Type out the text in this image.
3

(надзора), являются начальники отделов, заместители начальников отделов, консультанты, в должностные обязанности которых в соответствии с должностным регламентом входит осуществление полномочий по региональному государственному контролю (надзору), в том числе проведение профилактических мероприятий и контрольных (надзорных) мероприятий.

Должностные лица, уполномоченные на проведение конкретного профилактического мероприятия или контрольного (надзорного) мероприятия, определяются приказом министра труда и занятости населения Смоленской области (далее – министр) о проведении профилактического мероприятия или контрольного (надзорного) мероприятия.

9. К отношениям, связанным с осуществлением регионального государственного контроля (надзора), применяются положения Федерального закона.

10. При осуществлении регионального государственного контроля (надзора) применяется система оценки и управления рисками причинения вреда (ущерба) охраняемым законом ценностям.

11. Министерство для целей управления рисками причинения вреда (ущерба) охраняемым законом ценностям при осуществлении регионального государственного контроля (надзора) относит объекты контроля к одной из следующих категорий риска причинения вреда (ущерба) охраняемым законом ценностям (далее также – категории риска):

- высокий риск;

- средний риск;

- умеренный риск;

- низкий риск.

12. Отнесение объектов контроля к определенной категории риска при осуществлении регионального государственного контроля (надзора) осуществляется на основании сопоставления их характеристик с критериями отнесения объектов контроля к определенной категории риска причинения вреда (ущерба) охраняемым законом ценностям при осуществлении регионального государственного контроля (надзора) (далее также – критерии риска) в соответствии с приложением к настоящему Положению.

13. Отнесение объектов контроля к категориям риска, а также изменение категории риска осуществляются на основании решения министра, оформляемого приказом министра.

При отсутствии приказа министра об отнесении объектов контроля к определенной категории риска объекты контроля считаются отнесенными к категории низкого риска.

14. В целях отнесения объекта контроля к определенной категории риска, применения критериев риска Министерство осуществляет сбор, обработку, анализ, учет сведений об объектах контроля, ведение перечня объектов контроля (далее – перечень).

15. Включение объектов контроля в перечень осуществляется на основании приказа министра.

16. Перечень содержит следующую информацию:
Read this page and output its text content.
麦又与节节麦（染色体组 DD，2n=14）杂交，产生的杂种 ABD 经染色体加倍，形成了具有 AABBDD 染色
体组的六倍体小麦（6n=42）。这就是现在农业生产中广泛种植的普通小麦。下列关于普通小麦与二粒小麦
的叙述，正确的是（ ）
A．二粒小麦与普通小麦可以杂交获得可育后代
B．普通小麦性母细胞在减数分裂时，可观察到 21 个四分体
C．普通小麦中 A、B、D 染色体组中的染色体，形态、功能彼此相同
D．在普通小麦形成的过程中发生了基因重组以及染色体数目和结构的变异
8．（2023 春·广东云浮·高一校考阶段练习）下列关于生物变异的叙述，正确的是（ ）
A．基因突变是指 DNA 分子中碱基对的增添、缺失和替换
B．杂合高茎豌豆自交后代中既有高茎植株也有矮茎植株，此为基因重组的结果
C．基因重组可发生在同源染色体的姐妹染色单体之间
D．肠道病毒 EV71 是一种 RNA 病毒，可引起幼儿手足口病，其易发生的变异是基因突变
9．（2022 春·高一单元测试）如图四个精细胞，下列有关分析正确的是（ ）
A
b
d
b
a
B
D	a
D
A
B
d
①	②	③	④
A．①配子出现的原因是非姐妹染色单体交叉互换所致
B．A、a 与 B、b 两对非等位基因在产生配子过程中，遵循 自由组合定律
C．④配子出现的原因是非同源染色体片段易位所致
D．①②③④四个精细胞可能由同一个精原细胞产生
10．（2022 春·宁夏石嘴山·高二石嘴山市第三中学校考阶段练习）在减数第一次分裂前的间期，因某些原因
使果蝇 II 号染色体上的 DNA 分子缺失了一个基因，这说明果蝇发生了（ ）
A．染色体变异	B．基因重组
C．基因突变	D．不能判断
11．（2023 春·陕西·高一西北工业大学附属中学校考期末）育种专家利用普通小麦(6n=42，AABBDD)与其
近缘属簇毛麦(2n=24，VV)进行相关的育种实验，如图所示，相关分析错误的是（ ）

----

**What to do:** Locate the string "AABBDD" in the listing above and copy every line where it occurs.

**Task output:**
麦又与节节麦（染色体组 DD，2n=14）杂交，产生的杂种 ABD 经染色体加倍，形成了具有 AABBDD 染色
11．（2023 春·陕西·高一西北工业大学附属中学校考期末）育种专家利用普通小麦(6n=42，AABBDD)与其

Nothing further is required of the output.